#### Exercise directions:
Reproduce the listing below in its entirety. Change nothing.

#### Data shown:
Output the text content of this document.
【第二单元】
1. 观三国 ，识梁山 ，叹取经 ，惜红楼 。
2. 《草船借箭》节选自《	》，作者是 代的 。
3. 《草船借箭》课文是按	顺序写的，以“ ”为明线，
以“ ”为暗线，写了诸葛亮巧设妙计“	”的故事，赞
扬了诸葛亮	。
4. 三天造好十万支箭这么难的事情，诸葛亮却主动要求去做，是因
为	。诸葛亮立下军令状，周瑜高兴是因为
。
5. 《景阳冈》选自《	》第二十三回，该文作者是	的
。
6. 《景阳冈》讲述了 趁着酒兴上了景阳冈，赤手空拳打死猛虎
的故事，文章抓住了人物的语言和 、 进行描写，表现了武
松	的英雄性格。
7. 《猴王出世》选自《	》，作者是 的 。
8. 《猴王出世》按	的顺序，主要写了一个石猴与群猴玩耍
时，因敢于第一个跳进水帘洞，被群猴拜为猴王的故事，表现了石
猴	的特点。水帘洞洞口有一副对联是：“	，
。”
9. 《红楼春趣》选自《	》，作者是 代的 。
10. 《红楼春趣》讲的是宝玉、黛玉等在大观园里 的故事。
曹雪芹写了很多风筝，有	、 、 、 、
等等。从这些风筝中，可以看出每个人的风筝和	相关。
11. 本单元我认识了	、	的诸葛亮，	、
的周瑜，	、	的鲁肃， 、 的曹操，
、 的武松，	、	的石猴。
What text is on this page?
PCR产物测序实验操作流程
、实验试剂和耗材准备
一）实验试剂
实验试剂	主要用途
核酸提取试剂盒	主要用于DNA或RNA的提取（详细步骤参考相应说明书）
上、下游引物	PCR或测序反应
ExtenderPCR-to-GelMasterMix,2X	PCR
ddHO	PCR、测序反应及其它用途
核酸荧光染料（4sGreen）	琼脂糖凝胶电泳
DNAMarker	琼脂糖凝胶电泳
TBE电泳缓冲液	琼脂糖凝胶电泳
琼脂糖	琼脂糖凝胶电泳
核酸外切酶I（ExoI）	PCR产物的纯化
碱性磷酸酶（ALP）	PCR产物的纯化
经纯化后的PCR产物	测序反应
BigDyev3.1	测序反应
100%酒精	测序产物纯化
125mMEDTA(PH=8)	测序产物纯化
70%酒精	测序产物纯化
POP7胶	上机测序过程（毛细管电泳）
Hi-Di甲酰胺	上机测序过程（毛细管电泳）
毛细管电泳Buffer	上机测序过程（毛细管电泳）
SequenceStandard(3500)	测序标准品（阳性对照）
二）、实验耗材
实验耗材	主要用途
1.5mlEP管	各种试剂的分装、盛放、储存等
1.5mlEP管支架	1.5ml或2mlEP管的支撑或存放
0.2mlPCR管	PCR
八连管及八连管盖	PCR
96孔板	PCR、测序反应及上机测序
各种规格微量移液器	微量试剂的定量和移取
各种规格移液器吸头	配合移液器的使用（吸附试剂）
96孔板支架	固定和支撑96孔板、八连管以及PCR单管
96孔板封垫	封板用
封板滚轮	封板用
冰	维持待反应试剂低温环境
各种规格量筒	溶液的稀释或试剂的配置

#### Task solution:
Output the text content of this document.
【第二单元】
1. 观三国 ，识梁山 ，叹取经 ，惜红楼 。
2. 《草船借箭》节选自《	》，作者是 代的 。
3. 《草船借箭》课文是按	顺序写的，以“ ”为明线，
以“ ”为暗线，写了诸葛亮巧设妙计“	”的故事，赞
扬了诸葛亮	。
4. 三天造好十万支箭这么难的事情，诸葛亮却主动要求去做，是因
为	。诸葛亮立下军令状，周瑜高兴是因为
。
5. 《景阳冈》选自《	》第二十三回，该文作者是	的
。
6. 《景阳冈》讲述了 趁着酒兴上了景阳冈，赤手空拳打死猛虎
的故事，文章抓住了人物的语言和 、 进行描写，表现了武
松	的英雄性格。
7. 《猴王出世》选自《	》，作者是 的 。
8. 《猴王出世》按	的顺序，主要写了一个石猴与群猴玩耍
时，因敢于第一个跳进水帘洞，被群猴拜为猴王的故事，表现了石
猴	的特点。水帘洞洞口有一副对联是：“	，
。”
9. 《红楼春趣》选自《	》，作者是 代的 。
10. 《红楼春趣》讲的是宝玉、黛玉等在大观园里 的故事。
曹雪芹写了很多风筝，有	、 、 、 、
等等。从这些风筝中，可以看出每个人的风筝和	相关。
11. 本单元我认识了	、	的诸葛亮，	、
的周瑜，	、	的鲁肃， 、 的曹操，
、 的武松，	、	的石猴。
What text is on this page?
PCR产物测序实验操作流程
、实验试剂和耗材准备
一）实验试剂
实验试剂	主要用途
核酸提取试剂盒	主要用于DNA或RNA的提取（详细步骤参考相应说明书）
上、下游引物	PCR或测序反应
ExtenderPCR-to-GelMasterMix,2X	PCR
ddHO	PCR、测序反应及其它用途
核酸荧光染料（4sGreen）	琼脂糖凝胶电泳
DNAMarker	琼脂糖凝胶电泳
TBE电泳缓冲液	琼脂糖凝胶电泳
琼脂糖	琼脂糖凝胶电泳
核酸外切酶I（ExoI）	PCR产物的纯化
碱性磷酸酶（ALP）	PCR产物的纯化
经纯化后的PCR产物	测序反应
BigDyev3.1	测序反应
100%酒精	测序产物纯化
125mMEDTA(PH=8)	测序产物纯化
70%酒精	测序产物纯化
POP7胶	上机测序过程（毛细管电泳）
Hi-Di甲酰胺	上机测序过程（毛细管电泳）
毛细管电泳Buffer	上机测序过程（毛细管电泳）
SequenceStandard(3500)	测序标准品（阳性对照）
二）、实验耗材
实验耗材	主要用途
1.5mlEP管	各种试剂的分装、盛放、储存等
1.5mlEP管支架	1.5ml或2mlEP管的支撑或存放
0.2mlPCR管	PCR
八连管及八连管盖	PCR
96孔板	PCR、测序反应及上机测序
各种规格微量移液器	微量试剂的定量和移取
各种规格移液器吸头	配合移液器的使用（吸附试剂）
96孔板支架	固定和支撑96孔板、八连管以及PCR单管
96孔板封垫	封板用
封板滚轮	封板用
冰	维持待反应试剂低温环境
各种规格量筒	溶液的稀释或试剂的配置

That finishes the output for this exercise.